The records: Begin

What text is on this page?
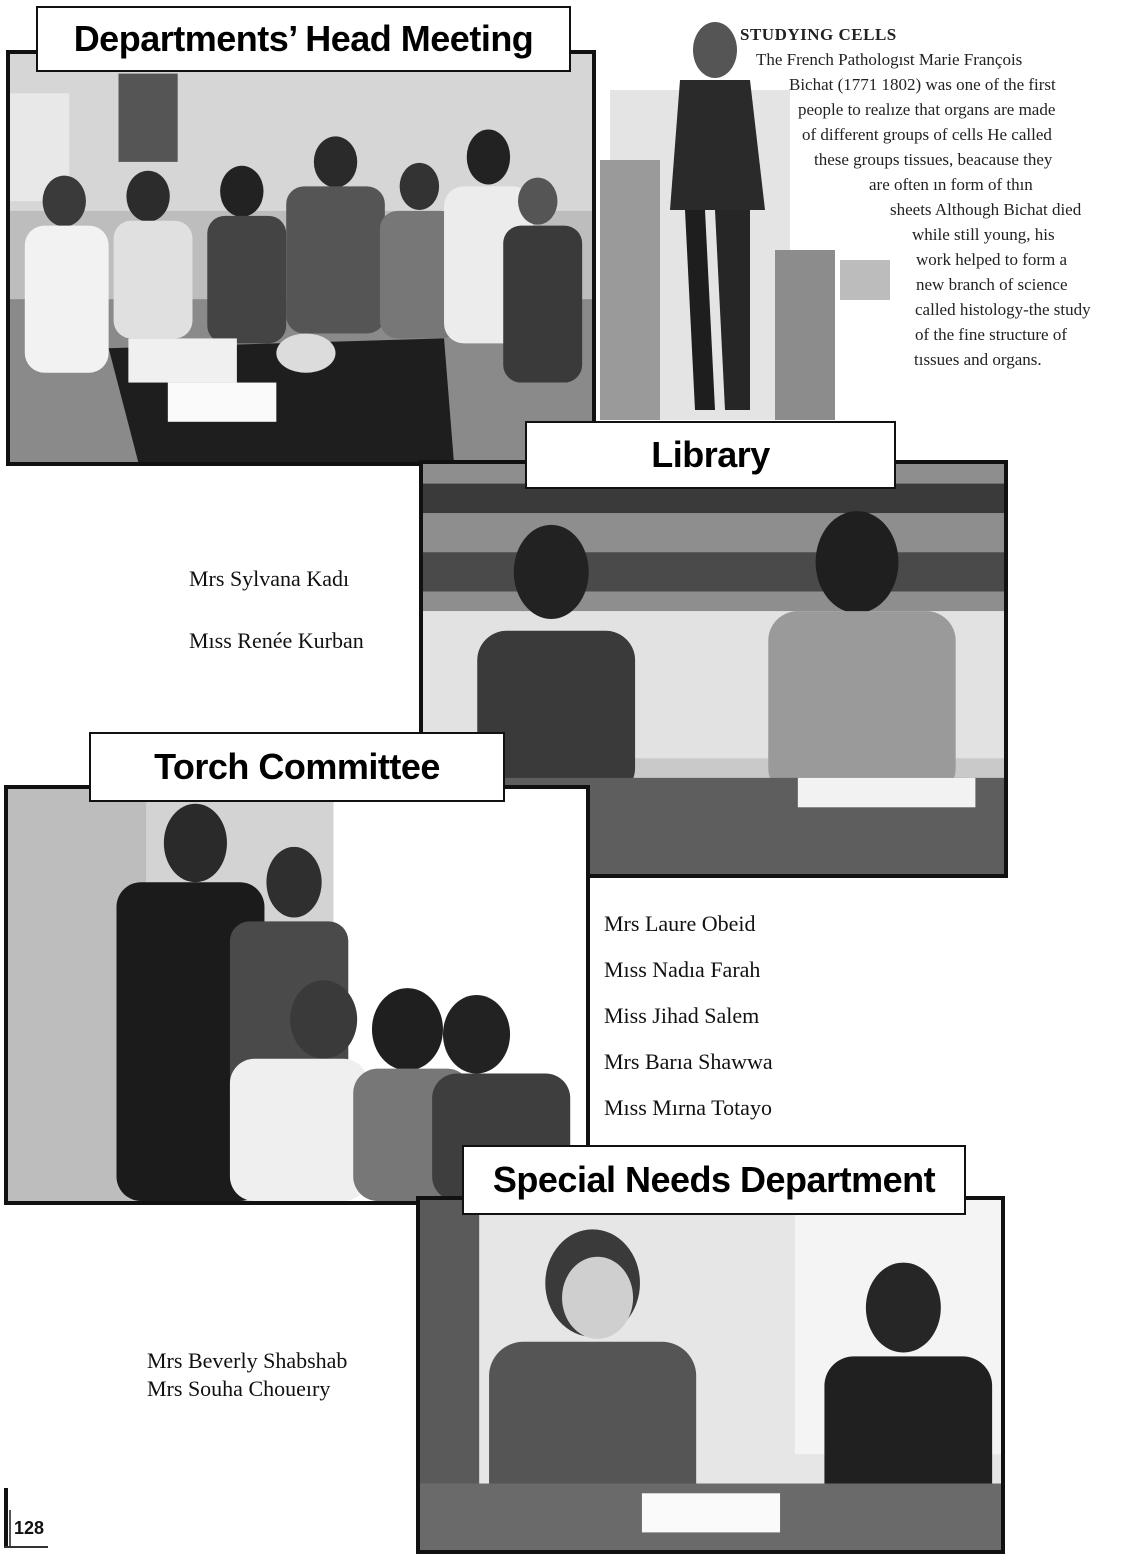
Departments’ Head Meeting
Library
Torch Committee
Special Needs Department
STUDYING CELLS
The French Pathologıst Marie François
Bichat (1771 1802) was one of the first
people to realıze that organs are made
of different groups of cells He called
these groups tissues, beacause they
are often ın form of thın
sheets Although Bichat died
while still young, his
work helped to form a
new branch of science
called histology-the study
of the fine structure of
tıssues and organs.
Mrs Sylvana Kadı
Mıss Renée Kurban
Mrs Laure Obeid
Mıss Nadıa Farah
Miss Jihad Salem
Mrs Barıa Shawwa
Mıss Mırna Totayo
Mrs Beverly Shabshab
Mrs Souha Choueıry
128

The records: End

**Instructions to follow**
The full listing, transcribed exactly and without its pictures, is the expected result.

**Solution**
What text is on this page?
Departments’ Head Meeting
Library
Torch Committee
Special Needs Department
STUDYING CELLS
The French Pathologıst Marie François
Bichat (1771 1802) was one of the first
people to realıze that organs are made
of different groups of cells He called
these groups tissues, beacause they
are often ın form of thın
sheets Although Bichat died
while still young, his
work helped to form a
new branch of science
called histology-the study
of the fine structure of
tıssues and organs.
Mrs Sylvana Kadı
Mıss Renée Kurban
Mrs Laure Obeid
Mıss Nadıa Farah
Miss Jihad Salem
Mrs Barıa Shawwa
Mıss Mırna Totayo
Mrs Beverly Shabshab
Mrs Souha Choueıry
128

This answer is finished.